GIVEN EXERCISE A>
Answer these questions using the article on carbon nanotube production:
(i) Who led the team that found the new process?
(ii) What selectivity does the new process achieve?
(iii) What three features determine the properties of a tube?

TEXT PROVIDED>
* begin *
New Process Found for Carbon Nanotube Production

Successful carbon nanotube production is dependent on a decent rate of growth and a process that can precisely create the nanomaterial required. At present, long production times and uncertainty over the quality of product and the specific properties of the carbon nanotubes grown is a major hurdle against the expansion of the nanomaterial industry.

Now a team, led by Feng Ding of the Center for Multidimensional Carbon Materials within the Institute of Basic Science in South Korea, have found a new process that can create specified types of carbon nanotubes (CNTs) with a selectivity of 90%. A process that offers CNT producers a great deal of promise for more accurate nanotube production.

Due to their strength, low weight, and high thermal and electrical conductivity, carbon nanotubes are highly sought-after raw materials, especially for electronic applications. However, accurate control over their synthesis can make nanotube production a ‘hit and miss’ process.

Carbon nanotubes are often imagined as a sheet of graphite just one atom thick (graphene) that has been rolled up into a tube. The properties of the tube depend on its length, diameter, and its chirality (the structure and way that individual atoms are connected).

If the graphene is rolled up on its long side, the tube will have different properties to if the graphene was rolled up on its short side or diagonally.

In this way, carbon nanotubes can be made as highly electrically conductive, or not conductive at all, or partially conductive. They can be made very strong, or very flexible, or neither strong nor flexible.

However, carbon nanotubes are not made by rolling up graphene, they are synthesized by adding carbon atoms one on top of another, on top of a rim. This slowly forms a tube, one nanometre at a time.
* end *
RECORDED DATA>
* begin *
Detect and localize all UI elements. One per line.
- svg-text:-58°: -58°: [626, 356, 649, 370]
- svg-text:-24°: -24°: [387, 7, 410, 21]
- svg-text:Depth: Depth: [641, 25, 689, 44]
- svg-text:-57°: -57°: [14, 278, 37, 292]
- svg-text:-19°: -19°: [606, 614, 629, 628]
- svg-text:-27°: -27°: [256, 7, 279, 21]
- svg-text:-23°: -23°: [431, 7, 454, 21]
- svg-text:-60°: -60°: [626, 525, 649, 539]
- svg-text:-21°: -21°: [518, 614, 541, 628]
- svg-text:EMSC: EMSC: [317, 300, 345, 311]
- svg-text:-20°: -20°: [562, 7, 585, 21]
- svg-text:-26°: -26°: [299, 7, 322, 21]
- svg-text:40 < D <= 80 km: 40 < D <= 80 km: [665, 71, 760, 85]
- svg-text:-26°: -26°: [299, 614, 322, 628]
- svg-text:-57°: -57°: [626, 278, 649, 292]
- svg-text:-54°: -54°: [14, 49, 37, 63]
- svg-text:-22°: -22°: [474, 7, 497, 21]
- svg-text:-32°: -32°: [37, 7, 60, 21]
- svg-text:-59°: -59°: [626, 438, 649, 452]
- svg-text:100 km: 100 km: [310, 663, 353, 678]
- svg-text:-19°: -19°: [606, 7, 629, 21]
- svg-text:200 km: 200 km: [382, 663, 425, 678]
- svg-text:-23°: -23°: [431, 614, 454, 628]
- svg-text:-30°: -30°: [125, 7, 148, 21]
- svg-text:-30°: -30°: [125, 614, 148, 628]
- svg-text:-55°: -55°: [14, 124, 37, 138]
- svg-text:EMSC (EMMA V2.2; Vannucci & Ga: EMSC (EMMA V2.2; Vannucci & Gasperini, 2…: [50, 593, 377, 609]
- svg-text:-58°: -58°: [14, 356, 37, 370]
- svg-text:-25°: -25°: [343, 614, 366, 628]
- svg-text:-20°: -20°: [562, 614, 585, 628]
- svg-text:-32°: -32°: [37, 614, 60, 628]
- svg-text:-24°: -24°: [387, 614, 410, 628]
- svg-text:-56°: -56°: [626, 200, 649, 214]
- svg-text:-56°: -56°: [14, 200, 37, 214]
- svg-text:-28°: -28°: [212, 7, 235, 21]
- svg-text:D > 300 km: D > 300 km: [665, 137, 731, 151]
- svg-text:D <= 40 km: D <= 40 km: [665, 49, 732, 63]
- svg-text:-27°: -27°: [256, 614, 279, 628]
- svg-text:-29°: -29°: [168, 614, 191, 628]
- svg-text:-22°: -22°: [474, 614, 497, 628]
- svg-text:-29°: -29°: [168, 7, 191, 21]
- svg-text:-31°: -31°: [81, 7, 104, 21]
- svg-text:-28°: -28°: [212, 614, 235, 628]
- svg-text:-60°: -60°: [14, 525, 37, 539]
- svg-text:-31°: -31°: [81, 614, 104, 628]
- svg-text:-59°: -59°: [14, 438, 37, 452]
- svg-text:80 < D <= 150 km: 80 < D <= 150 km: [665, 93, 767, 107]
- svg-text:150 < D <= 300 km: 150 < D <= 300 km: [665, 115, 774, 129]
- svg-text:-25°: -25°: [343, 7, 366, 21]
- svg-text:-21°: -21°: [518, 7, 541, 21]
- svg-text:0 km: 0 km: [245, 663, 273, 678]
* end *
GIVEN EXERCISE B>
Switch "Depth" to "Focal depth" in the stretch of the listing from its start through the line containing "- svg-text:-23°: -23°: [431, 7, 454, 21]", keeping everything else the same, and return only those lines.

TASK RESPONSE A>
(i) Feng Ding of the Center for Multidimensional Carbon Materials within the Institute of Basic Science in South Korea
(ii) 90%
(iii) Its length, its diameter, and its chirality

TASK RESPONSE B>
Detect and localize all UI elements. One per line.
- svg-text:-58°: -58°: [626, 356, 649, 370]
- svg-text:-24°: -24°: [387, 7, 410, 21]
- svg-text:Focal depth: Focal depth: [641, 25, 689, 44]
- svg-text:-57°: -57°: [14, 278, 37, 292]
- svg-text:-19°: -19°: [606, 614, 629, 628]
- svg-text:-27°: -27°: [256, 7, 279, 21]
- svg-text:-23°: -23°: [431, 7, 454, 21]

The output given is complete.